*Stated goal 1*. Return the part of the interview excerpt from "Was that transition" up to and including "Reno motel room.", word for word.

Was that transition between conversations always so quick, or did you need to revise out some mechanical explanation?
Caeli Widger
The 800-word limit is incredibly restricting. No room whatsover for mechanical explanation! This felt totally unnatural to me. I’m longwinded by nature. Novel-writing suits me—no parameters! But I simply had no choice with this essay. The original graph you cite was originally MUCH longer. I had to pare down every single inessential word. The NYT’s incredibly diligent fact-checking system also helped impose limits. I had to supply screen shots of my text conversations with Stacey and use them verbatim in the essay—no paraphrasing allowed!
Michael Noll

In Caeli Widger’s debut novel, Real Happy Family, family drama leads to a public intervention on a TV reality show and in a seedy Reno motel room.
Your first novel, Real Happy Family, will be released next month. Outside of poetry or highly academic work, there’s probably not a form that is more different than a novel than a personal essay. One is long, digressive, and invented, and the other is short, narrowly-focused, and true. Was it difficult to move from novel-writing to essay-writing?
Caeli Widger
In ways yes, but in others, writing this essay felt like a reprieve from the open-endedness of my usual genre. I’d never really written a personal essay before, outside of one workshop back in grad school. I’d spent years writing short fiction, and when my stories began to creep beyond 10k words, I decided it was time to take the plunge and commit to a novel. And it was totally liberating. But also overwhelmingly free, if that makes sense. You can go anywhere in a novel: into any character’s head, anywhere in time. You can indulge in descriptive language, you can digress for chapters at a time. Of course, in the end, you must impose control and revise endlessly, but there is a Wild West feeling to the early drafts that was pleasantly minimal in the crafting of my essay. Even in that very first “rant draft,” I was fueled by specific subject matter and knew I couldn’t go on too long. This is not to say that I found the form easier—certainly not! Not only did the prose require strict discipline, but it took a long time to tease what I truly wanted to stay out of the piece while staying within 800 words. The piece must have had 30 different endings. Jillian kept sending it back to me saying, Try again. I kept trying to force a transformation on the end. I was avoiding (subconsciously) being honest and facing the fact that what I learned from the experience is that probably won’t change. And that was an uncomfortable, if painful, realization. In this respect, the two forms (novel and short essay) are similar: both require a great amount of patience and openness on the part of the author in order for the true subject to “reveal” itself.

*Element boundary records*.

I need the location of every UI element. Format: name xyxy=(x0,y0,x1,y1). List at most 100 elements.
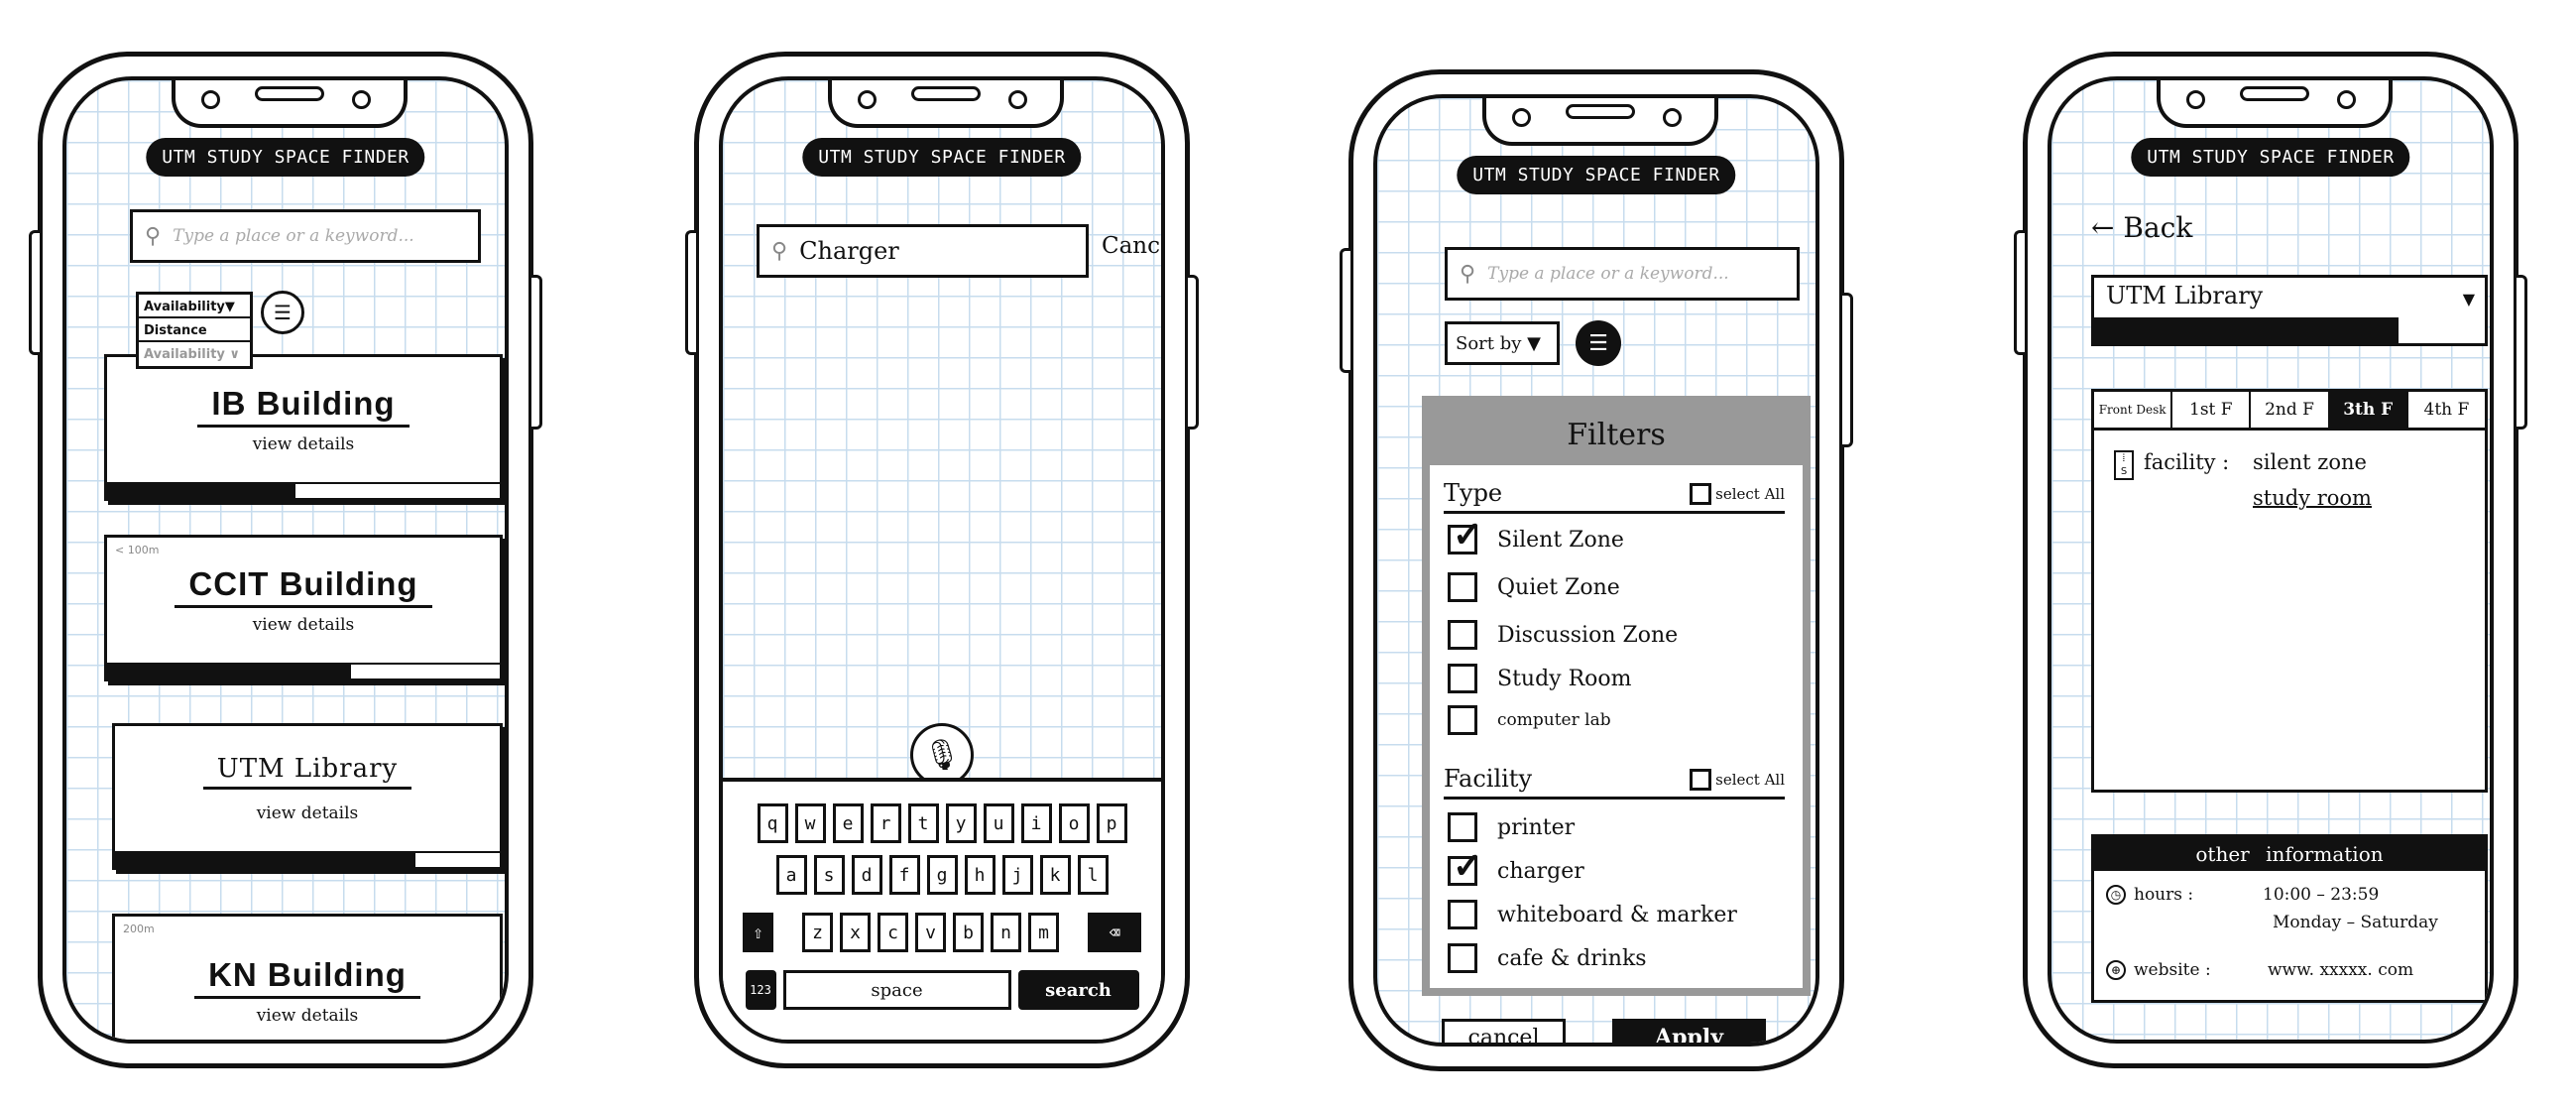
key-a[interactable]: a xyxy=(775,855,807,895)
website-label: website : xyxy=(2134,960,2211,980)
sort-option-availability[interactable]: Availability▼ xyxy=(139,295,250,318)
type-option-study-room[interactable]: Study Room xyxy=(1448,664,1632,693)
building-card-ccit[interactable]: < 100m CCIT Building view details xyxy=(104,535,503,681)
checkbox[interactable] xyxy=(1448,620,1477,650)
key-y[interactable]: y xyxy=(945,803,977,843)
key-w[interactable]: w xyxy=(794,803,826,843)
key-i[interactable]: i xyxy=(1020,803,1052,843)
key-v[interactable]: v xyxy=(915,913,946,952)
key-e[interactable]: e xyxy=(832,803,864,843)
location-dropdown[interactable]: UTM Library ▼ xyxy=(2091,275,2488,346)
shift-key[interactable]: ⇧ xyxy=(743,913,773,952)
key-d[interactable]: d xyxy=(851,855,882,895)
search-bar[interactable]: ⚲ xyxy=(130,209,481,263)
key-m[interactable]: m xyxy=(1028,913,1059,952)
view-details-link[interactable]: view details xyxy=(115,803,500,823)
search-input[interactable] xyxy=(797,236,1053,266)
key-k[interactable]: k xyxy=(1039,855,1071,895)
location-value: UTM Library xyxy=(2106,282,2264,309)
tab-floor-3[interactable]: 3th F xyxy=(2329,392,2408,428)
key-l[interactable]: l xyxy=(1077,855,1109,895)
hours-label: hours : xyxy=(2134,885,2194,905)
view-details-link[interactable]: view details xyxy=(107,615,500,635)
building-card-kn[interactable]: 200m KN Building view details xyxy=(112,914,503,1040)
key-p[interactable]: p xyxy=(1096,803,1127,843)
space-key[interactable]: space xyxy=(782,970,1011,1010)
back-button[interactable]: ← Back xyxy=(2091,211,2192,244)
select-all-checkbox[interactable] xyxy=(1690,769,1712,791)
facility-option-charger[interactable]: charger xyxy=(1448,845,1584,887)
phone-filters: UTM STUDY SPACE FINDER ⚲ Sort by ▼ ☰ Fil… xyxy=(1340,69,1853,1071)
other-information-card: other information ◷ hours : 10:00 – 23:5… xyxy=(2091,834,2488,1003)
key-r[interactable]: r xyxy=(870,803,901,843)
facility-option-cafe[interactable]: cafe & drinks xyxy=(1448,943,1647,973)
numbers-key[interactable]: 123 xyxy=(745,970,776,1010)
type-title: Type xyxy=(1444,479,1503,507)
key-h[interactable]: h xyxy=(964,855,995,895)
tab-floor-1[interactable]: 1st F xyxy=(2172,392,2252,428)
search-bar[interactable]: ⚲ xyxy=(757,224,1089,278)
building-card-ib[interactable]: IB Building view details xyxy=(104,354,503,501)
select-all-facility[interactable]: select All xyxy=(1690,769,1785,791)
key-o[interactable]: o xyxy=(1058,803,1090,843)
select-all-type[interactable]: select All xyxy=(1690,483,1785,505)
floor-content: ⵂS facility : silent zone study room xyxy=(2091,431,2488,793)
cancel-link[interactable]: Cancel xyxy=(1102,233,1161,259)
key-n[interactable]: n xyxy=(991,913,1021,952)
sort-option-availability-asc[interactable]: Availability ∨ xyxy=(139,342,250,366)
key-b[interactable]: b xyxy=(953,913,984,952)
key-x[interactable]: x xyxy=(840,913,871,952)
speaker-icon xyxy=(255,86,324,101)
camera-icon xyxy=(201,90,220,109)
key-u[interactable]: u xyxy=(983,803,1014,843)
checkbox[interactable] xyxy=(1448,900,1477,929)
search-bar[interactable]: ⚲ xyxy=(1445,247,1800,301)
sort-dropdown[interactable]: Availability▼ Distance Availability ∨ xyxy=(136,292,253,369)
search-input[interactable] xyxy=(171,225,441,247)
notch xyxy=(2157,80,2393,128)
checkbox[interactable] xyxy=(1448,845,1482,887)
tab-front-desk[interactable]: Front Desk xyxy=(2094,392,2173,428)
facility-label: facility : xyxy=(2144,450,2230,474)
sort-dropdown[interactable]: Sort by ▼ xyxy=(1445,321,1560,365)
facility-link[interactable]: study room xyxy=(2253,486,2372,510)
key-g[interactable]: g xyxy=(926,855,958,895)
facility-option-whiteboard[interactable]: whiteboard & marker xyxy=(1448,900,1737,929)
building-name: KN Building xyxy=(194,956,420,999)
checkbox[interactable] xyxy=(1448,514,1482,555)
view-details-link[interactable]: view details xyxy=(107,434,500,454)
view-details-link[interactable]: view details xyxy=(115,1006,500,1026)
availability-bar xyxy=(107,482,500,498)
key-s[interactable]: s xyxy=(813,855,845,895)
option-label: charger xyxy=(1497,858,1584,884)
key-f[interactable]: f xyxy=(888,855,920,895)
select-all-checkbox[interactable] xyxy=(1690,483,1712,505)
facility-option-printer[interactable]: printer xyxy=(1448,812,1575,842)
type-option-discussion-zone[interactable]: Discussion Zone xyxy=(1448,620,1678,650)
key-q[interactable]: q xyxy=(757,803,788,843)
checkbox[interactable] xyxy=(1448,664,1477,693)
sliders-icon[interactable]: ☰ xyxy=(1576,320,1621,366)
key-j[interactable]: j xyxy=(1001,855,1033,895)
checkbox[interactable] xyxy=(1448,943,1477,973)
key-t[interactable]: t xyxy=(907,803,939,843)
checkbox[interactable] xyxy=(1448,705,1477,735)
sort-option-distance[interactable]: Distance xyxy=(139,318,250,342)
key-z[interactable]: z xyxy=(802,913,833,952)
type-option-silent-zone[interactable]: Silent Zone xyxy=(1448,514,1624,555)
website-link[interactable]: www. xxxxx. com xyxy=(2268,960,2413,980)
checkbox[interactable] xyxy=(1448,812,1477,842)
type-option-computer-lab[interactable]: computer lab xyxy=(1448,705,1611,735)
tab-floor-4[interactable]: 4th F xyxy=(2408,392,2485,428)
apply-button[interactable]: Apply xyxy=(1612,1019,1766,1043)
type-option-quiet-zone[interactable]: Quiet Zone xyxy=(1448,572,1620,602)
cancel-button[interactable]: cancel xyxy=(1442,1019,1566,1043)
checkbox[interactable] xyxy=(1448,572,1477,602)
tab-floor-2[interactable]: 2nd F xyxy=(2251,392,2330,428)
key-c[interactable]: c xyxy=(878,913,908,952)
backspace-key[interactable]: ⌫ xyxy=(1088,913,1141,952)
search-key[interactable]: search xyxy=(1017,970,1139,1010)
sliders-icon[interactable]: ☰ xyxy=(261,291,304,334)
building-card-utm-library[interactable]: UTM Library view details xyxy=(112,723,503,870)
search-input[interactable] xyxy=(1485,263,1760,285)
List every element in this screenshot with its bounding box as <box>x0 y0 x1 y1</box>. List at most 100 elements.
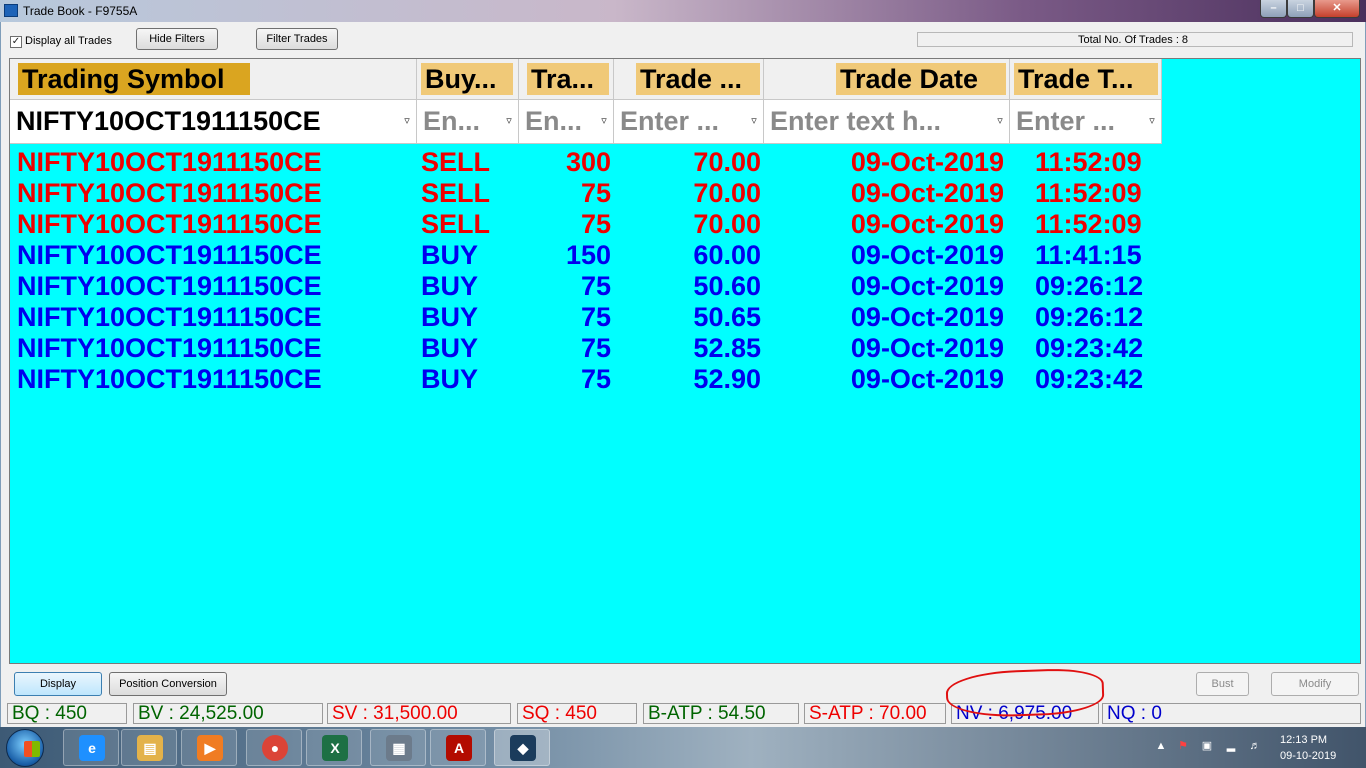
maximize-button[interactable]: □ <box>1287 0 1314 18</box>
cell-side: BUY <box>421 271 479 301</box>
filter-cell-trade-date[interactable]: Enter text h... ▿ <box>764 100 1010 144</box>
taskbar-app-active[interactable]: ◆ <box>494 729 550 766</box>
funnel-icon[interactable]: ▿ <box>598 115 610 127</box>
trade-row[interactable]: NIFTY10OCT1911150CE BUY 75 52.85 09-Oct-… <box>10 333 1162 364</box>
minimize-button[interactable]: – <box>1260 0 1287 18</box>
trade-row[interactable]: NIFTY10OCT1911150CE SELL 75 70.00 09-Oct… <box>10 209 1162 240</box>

*Stated goal 2*. Please output the lines of the records from the line with "maximize-button[interactable]: □ <box>1287" up to and including the line with "funnel-icon[interactable]: ▿ <box>598" as a numbered list, omitting blank lines and including nothing else.

*Complete response 1*.
Was that transition between conversations always so quick, or did you need to revise out some mechanical explanation?
Caeli Widger
The 800-word limit is incredibly restricting. No room whatsover for mechanical explanation! This felt totally unnatural to me. I’m longwinded by nature. Novel-writing suits me—no parameters! But I simply had no choice with this essay. The original graph you cite was originally MUCH longer. I had to pare down every single inessential word. The NYT’s incredibly diligent fact-checking system also helped impose limits. I had to supply screen shots of my text conversations with Stacey and use them verbatim in the essay—no paraphrasing allowed!
Michael Noll

In Caeli Widger’s debut novel, Real Happy Family, family drama leads to a public intervention on a TV reality show and in a seedy Reno motel room.

*Complete response 2*.
1. maximize-button[interactable]: □ <box>1287 0 1314 18</box>
2. cell-side: BUY <box>421 271 479 301</box>
3. filter-cell-trade-date[interactable]: Enter text h... ▿ <box>764 100 1010 144</box>
4. taskbar-app-active[interactable]: ◆ <box>494 729 550 766</box>
5. funnel-icon[interactable]: ▿ <box>598 115 610 127</box>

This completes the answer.